TASK REQUIREMENTS: Select from the records below every line that has the word "poručík" in it.

RECORDS TO USE:
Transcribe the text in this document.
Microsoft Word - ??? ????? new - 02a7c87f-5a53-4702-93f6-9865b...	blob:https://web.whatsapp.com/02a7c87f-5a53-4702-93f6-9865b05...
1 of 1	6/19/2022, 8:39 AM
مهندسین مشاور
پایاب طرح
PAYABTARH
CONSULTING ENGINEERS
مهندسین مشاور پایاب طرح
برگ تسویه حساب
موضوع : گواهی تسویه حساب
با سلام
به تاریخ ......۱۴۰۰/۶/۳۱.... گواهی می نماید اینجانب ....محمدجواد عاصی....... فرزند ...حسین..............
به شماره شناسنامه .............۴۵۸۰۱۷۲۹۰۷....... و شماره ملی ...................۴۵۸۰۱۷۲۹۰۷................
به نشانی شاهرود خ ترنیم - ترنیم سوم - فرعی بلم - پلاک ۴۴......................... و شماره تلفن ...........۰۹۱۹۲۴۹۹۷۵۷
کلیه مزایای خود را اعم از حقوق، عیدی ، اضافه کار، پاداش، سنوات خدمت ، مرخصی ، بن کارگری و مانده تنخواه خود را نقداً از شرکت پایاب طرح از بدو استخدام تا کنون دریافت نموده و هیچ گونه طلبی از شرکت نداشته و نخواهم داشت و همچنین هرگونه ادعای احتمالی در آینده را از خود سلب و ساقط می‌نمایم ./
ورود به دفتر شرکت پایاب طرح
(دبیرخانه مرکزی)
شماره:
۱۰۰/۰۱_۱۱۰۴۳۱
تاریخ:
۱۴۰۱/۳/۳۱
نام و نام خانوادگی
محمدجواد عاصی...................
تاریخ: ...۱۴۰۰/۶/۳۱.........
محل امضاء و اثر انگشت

--

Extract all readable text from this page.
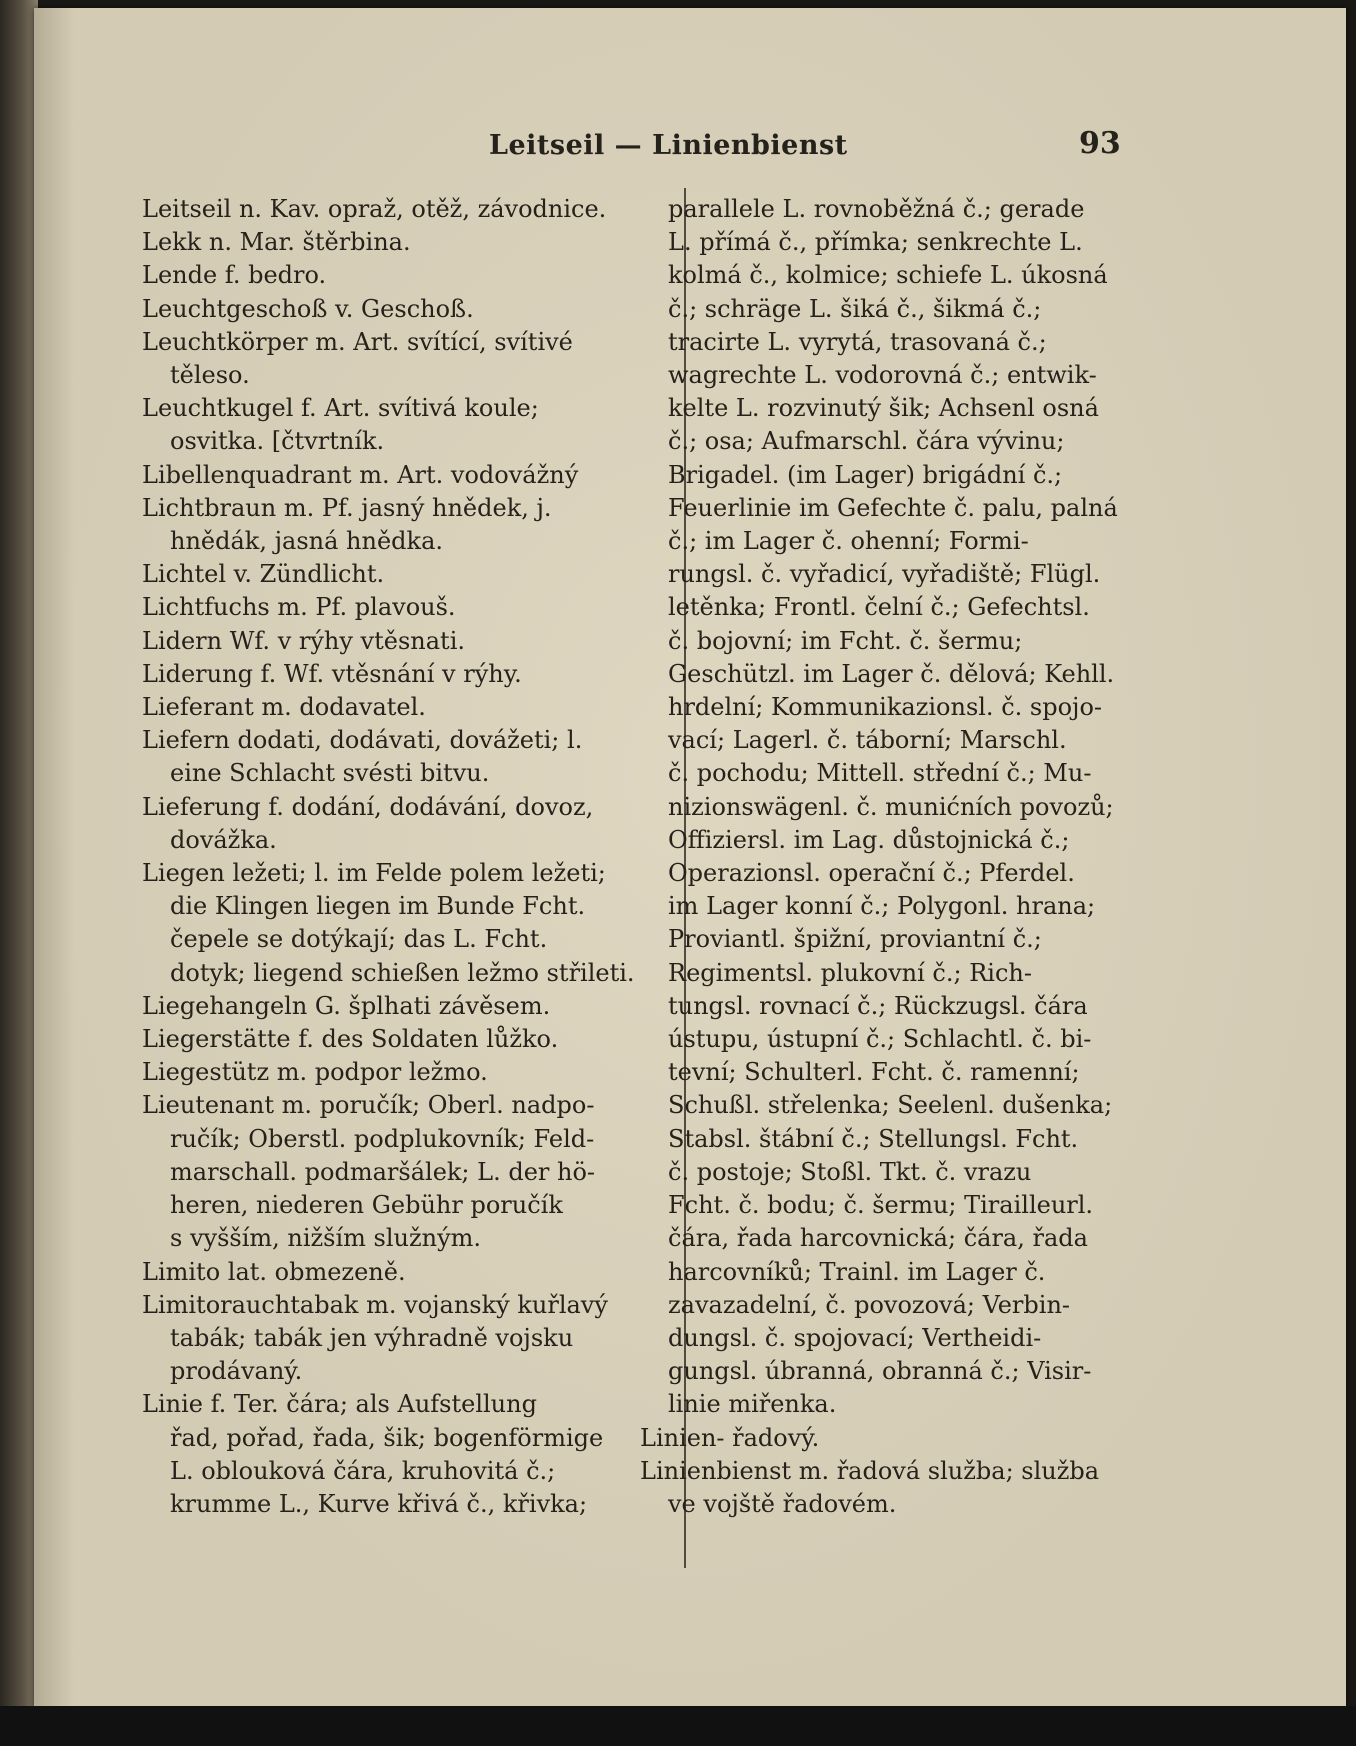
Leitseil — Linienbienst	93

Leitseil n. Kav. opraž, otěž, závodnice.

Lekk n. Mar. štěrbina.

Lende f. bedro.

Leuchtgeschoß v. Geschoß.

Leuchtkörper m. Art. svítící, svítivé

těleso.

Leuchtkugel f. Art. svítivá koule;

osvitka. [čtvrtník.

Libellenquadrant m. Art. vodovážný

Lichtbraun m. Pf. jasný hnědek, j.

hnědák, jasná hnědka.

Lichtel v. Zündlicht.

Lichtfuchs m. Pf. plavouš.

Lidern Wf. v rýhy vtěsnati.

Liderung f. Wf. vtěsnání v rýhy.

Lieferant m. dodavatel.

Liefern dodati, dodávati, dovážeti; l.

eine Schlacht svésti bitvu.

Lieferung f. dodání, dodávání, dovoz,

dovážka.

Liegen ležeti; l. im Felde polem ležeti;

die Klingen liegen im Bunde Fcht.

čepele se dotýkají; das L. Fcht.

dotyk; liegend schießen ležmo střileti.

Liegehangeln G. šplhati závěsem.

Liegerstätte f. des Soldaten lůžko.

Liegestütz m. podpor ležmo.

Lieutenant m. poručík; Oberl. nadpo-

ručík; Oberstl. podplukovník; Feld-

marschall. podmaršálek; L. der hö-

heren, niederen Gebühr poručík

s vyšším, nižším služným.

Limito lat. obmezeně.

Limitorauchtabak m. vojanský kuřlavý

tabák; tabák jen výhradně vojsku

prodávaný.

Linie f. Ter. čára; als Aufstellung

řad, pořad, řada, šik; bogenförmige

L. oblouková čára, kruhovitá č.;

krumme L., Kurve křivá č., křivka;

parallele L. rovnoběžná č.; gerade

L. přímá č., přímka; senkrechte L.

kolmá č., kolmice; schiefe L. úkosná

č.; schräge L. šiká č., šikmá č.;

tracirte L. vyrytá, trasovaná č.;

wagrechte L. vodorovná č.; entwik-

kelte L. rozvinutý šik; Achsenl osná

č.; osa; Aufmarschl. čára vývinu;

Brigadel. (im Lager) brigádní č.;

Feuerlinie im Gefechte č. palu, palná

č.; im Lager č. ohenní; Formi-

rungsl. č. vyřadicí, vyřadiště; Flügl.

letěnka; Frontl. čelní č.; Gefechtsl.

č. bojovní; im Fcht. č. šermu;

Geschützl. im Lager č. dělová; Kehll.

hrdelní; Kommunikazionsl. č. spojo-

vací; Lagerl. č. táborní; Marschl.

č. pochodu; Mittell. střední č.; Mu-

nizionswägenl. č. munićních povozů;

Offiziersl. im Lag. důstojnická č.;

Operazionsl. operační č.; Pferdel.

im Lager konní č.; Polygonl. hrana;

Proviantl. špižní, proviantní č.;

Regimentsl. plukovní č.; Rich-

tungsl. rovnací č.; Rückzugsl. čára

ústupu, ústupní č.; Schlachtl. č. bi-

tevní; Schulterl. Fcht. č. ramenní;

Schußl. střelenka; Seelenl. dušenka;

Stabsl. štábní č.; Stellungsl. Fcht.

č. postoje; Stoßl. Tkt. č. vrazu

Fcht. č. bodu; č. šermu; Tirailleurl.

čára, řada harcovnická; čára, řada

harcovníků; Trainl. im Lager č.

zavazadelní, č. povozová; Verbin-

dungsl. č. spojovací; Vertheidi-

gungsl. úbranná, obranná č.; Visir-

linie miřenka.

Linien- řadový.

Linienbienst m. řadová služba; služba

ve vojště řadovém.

---

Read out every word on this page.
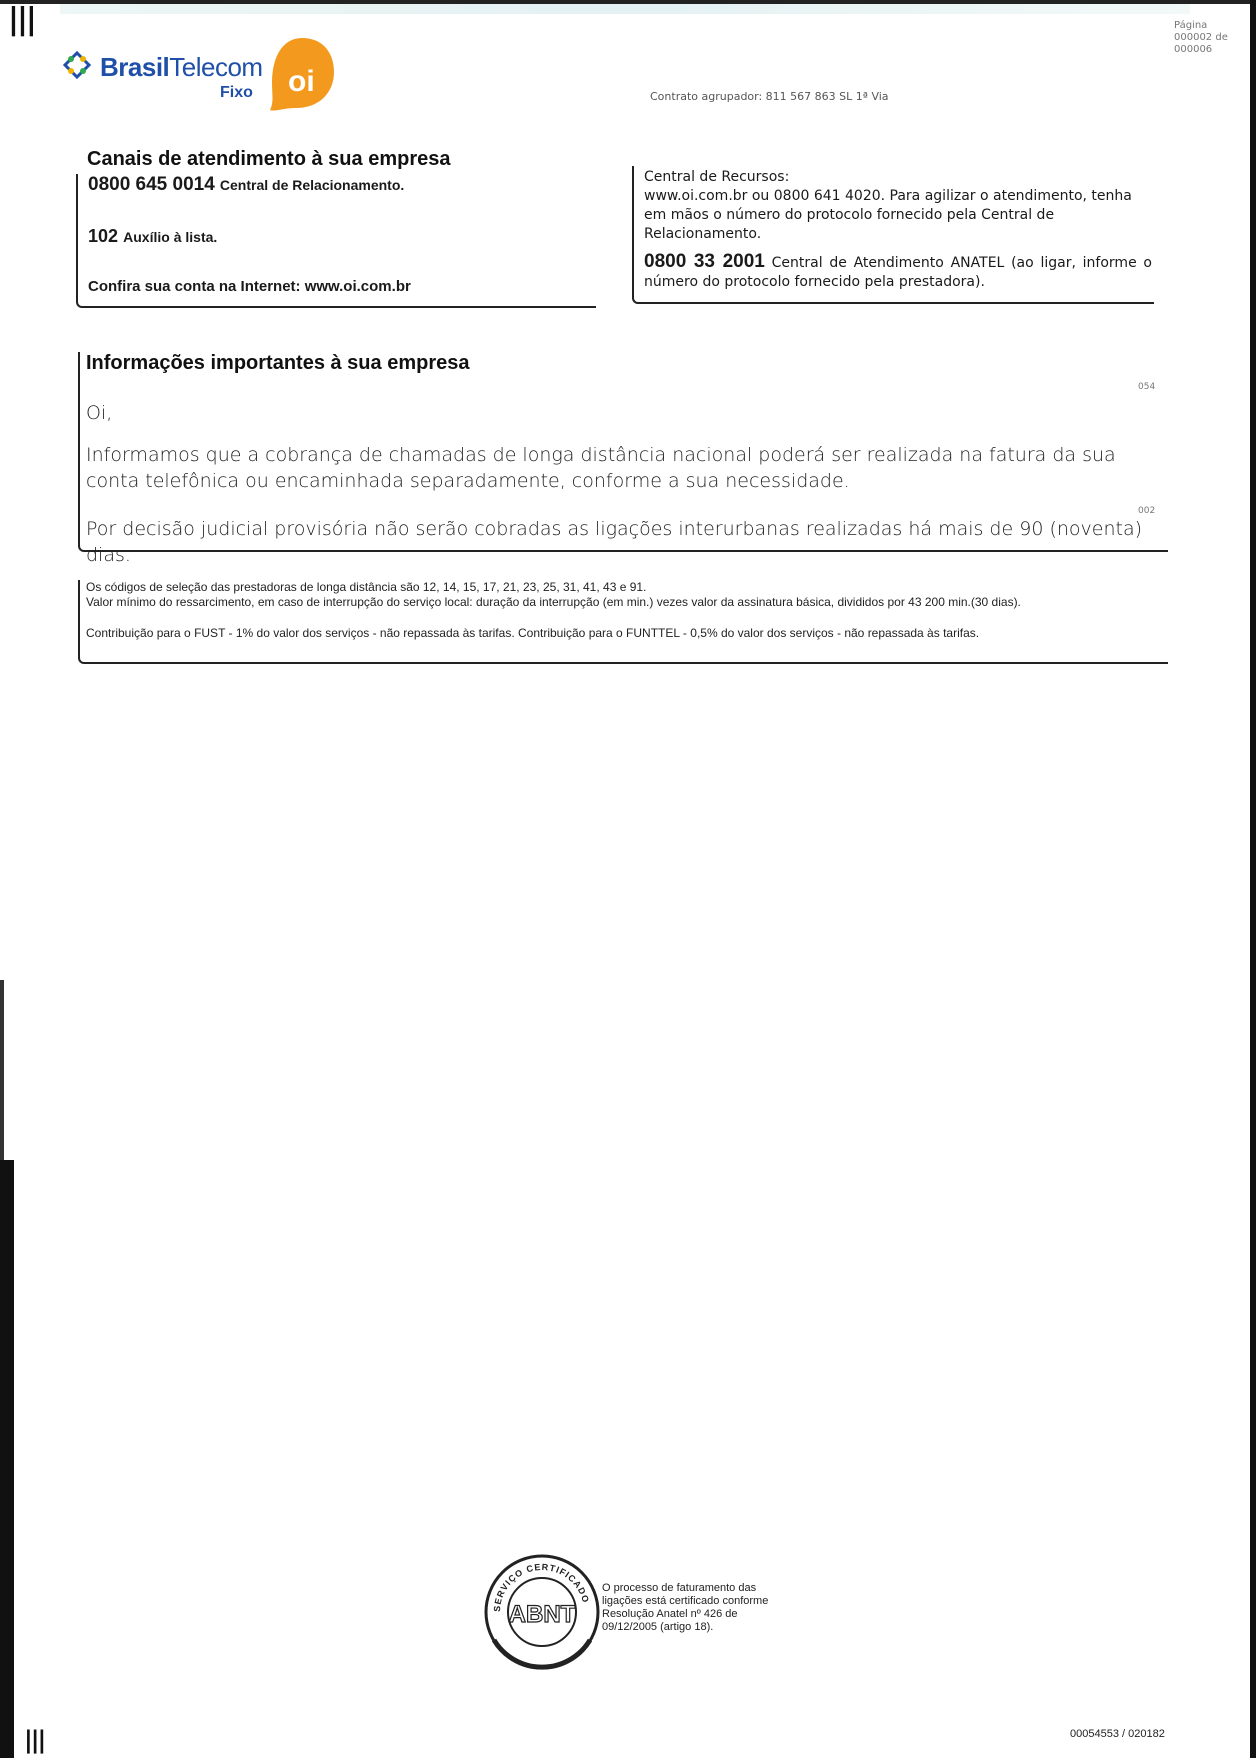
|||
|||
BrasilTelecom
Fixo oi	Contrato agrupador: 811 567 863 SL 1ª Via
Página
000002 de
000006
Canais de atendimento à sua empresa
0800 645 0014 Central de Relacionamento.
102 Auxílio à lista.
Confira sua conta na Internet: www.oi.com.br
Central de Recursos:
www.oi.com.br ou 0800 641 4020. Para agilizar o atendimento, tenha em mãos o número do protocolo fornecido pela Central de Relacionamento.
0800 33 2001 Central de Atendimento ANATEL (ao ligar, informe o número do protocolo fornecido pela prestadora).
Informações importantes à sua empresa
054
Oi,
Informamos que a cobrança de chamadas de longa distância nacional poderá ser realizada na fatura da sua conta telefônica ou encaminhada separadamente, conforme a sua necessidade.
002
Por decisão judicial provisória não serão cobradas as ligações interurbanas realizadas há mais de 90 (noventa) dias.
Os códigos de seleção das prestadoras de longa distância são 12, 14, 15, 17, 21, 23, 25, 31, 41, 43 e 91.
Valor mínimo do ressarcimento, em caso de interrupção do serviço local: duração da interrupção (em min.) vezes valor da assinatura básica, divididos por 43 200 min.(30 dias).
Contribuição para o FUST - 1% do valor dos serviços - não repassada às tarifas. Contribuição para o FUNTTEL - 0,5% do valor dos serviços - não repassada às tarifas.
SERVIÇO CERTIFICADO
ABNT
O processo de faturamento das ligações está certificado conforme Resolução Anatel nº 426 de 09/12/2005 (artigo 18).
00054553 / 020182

OUTPUT OF THE TASK:
Lieutenant m. poručík; Oberl. nadpo-
heren, niederen Gebühr poručík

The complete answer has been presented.